WRITTEN EXERCISE: From the entries below, list each line with "screenshot".

**** EXTRACTED INFORMATION

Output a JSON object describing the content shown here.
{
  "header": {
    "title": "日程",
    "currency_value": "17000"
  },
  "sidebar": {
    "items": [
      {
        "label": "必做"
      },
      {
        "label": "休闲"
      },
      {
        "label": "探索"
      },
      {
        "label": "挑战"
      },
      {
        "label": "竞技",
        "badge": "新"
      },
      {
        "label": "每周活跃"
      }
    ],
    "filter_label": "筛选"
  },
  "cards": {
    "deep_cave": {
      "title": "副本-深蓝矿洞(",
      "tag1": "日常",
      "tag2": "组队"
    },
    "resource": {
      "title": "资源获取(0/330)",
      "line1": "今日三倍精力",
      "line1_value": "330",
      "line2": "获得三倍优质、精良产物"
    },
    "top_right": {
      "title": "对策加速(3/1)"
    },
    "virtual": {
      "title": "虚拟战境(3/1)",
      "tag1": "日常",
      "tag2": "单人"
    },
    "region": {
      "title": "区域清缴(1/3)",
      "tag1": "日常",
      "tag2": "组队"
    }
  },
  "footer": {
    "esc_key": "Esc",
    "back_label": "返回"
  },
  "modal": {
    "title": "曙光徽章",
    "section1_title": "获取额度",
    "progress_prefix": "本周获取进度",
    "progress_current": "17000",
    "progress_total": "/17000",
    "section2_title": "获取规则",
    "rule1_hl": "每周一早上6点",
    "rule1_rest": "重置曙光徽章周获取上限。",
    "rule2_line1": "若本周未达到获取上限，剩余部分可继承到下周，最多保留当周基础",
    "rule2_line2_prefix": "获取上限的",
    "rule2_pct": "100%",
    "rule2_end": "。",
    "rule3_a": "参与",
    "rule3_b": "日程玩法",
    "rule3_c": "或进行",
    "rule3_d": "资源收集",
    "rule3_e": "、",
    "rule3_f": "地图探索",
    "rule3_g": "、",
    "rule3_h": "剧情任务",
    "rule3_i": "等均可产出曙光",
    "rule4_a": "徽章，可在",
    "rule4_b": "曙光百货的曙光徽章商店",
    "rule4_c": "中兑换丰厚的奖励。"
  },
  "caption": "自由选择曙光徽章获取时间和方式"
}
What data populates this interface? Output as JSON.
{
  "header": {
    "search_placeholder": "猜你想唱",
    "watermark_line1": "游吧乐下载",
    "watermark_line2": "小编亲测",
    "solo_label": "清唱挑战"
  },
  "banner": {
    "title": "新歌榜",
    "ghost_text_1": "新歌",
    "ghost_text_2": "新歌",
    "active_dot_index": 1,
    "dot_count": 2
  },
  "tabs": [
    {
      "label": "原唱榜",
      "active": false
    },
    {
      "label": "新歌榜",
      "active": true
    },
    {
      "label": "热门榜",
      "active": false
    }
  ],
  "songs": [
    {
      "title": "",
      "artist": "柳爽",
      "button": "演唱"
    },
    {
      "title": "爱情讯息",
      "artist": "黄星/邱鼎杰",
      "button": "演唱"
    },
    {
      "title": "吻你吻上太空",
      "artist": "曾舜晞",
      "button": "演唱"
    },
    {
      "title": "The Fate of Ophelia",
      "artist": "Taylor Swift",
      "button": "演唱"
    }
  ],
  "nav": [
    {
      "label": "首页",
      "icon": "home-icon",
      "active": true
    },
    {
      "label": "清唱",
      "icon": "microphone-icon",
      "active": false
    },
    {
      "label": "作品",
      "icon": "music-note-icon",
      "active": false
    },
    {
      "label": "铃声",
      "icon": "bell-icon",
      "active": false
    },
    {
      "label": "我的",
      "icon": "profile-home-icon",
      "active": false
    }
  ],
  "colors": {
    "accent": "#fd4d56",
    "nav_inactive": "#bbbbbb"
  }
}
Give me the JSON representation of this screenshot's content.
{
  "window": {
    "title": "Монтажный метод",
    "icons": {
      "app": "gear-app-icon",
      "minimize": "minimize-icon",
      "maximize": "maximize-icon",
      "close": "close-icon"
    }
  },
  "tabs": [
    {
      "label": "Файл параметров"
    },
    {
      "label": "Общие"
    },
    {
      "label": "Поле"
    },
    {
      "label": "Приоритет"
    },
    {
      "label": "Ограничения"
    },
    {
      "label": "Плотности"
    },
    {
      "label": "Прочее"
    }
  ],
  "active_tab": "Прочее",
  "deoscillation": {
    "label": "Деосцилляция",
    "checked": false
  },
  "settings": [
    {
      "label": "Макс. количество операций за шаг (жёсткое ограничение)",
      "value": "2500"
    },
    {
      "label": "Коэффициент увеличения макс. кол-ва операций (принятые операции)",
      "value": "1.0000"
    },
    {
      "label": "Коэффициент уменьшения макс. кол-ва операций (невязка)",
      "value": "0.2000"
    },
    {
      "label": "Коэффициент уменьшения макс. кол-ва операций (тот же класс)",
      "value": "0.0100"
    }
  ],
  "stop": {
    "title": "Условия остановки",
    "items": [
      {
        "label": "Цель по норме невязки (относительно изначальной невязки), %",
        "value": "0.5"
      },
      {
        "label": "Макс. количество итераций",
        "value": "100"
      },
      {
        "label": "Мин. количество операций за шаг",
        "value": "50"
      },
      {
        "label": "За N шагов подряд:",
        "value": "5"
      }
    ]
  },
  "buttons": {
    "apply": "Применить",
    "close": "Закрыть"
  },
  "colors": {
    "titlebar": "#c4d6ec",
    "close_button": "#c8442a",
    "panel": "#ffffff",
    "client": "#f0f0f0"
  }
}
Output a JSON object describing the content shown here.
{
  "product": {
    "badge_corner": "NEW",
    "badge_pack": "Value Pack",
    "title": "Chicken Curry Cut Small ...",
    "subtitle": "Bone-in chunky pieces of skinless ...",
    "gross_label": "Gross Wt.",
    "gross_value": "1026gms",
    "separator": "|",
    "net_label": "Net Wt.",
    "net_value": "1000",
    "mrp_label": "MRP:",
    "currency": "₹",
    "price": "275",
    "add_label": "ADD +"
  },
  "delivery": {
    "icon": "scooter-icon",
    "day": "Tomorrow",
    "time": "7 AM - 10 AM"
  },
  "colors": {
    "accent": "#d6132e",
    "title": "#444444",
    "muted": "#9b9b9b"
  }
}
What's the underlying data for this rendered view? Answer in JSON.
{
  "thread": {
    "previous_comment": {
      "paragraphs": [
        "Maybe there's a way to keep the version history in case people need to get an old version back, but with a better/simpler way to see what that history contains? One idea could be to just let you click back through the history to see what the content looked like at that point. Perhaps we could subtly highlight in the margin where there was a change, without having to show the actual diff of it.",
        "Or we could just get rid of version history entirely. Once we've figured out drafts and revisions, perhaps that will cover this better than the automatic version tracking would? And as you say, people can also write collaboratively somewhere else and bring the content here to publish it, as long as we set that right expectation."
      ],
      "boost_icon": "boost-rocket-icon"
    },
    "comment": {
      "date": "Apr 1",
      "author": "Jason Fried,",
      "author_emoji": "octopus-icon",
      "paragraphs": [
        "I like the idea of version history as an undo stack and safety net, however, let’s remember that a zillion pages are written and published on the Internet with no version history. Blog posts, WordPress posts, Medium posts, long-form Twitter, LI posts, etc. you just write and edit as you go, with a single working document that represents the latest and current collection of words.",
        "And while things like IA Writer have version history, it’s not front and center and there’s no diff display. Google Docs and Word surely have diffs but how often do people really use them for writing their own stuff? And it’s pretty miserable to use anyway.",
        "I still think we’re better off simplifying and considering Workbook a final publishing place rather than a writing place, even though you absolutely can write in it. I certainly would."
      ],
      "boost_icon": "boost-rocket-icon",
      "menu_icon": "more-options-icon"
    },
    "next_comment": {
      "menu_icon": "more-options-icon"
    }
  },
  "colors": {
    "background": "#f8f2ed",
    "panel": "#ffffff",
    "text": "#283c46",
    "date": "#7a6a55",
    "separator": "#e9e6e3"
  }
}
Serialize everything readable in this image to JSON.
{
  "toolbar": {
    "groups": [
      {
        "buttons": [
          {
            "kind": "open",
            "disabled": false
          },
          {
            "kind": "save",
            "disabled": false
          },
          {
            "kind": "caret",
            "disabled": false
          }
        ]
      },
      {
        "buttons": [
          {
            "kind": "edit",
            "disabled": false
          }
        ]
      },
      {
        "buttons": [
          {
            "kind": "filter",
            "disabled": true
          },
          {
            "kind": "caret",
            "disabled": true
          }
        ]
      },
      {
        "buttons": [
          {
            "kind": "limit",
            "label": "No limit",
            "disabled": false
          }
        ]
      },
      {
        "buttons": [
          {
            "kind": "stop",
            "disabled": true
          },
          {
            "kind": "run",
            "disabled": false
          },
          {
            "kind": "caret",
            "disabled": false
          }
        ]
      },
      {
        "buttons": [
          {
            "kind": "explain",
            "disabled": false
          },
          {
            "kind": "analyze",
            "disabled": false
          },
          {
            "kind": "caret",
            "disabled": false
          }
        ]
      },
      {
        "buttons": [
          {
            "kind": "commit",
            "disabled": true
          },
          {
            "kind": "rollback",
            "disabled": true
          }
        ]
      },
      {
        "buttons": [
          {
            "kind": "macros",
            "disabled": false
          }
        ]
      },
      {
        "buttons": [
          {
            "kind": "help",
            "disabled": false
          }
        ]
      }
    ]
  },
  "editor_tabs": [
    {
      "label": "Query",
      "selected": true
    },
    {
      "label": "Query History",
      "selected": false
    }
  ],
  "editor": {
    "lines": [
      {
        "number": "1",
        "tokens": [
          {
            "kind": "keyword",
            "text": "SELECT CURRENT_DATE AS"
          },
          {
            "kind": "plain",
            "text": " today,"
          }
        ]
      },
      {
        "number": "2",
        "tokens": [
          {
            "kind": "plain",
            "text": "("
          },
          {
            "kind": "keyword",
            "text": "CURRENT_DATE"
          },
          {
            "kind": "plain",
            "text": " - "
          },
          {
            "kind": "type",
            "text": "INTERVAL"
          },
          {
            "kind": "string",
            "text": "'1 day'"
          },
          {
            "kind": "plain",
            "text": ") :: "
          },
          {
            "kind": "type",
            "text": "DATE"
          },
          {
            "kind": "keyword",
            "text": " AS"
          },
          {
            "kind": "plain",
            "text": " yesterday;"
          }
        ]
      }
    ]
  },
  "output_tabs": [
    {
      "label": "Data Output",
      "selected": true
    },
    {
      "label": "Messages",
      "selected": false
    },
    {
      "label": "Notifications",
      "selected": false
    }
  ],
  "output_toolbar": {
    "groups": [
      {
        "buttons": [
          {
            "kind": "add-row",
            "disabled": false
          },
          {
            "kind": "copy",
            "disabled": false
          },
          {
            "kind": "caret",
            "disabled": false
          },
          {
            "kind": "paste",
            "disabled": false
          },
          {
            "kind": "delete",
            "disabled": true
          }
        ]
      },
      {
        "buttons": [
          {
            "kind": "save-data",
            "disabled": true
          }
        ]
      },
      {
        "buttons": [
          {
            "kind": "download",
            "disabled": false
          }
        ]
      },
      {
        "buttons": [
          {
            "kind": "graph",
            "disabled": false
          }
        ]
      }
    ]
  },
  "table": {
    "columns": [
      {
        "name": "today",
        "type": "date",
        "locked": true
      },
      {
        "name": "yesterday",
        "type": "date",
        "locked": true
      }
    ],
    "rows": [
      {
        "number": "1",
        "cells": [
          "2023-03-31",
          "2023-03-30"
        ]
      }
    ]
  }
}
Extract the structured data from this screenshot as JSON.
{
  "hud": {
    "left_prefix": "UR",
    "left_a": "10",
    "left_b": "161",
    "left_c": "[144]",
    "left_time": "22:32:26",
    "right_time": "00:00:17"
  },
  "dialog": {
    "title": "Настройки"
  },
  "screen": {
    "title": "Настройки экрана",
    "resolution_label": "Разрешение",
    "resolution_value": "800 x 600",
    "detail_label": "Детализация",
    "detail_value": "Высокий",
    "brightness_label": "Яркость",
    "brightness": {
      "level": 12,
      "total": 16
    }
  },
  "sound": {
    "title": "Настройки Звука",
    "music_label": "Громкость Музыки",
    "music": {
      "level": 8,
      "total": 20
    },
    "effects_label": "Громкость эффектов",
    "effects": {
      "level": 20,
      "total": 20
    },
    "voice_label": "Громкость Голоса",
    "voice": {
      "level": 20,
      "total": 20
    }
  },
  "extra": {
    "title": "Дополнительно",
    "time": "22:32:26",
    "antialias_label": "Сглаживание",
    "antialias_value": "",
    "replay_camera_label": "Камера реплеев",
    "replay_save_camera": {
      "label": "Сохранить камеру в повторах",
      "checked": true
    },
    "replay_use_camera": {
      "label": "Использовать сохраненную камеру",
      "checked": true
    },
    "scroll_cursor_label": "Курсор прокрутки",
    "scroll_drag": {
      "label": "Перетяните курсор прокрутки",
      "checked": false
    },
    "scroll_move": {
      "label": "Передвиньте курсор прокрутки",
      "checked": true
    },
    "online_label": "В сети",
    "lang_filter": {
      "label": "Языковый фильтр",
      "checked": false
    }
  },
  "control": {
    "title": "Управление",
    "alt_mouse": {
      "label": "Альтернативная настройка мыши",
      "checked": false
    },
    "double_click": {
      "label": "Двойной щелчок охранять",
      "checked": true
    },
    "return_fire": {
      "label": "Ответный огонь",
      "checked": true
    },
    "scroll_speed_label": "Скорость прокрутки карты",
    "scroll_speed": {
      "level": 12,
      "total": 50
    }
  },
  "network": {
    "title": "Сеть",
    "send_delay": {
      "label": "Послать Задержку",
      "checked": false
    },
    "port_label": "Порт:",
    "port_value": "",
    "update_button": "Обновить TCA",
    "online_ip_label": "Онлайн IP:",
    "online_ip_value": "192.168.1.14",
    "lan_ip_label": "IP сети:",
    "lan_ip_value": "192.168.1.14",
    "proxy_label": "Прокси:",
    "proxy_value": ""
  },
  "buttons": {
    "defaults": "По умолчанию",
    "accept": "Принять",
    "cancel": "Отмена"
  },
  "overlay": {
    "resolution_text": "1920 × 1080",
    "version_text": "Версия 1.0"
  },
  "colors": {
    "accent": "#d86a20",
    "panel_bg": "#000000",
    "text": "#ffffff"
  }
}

********

SOLUTION FOR THIS PROBLEM:
Give me the JSON representation of this screenshot's content.
Extract the structured data from this screenshot as JSON.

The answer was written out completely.